> Data provided
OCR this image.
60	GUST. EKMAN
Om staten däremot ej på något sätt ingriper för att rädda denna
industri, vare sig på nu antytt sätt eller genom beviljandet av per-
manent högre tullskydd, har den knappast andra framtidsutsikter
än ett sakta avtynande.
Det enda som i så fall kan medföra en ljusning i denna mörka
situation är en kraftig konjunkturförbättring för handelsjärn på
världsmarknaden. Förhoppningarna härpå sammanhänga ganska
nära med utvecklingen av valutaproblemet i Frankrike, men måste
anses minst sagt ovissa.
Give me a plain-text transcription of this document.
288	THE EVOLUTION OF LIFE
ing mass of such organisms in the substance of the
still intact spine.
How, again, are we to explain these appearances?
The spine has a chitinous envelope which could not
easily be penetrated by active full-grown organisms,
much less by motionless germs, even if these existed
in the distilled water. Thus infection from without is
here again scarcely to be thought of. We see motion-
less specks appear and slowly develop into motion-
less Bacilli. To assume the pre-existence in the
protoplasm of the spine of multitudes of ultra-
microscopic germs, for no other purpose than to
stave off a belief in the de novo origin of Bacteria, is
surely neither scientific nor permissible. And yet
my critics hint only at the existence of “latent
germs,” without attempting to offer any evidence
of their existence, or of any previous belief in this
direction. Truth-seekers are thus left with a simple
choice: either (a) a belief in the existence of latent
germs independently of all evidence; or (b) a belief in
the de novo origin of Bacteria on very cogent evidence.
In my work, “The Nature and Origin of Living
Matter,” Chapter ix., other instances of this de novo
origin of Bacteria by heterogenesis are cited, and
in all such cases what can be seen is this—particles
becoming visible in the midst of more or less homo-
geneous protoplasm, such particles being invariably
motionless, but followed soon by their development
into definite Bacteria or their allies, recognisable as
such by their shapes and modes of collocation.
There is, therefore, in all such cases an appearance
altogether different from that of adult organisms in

> Exercise requirements
Please say how many lines in the records above contain the word "protoplasm". Give the number alone.

> Expected answer
2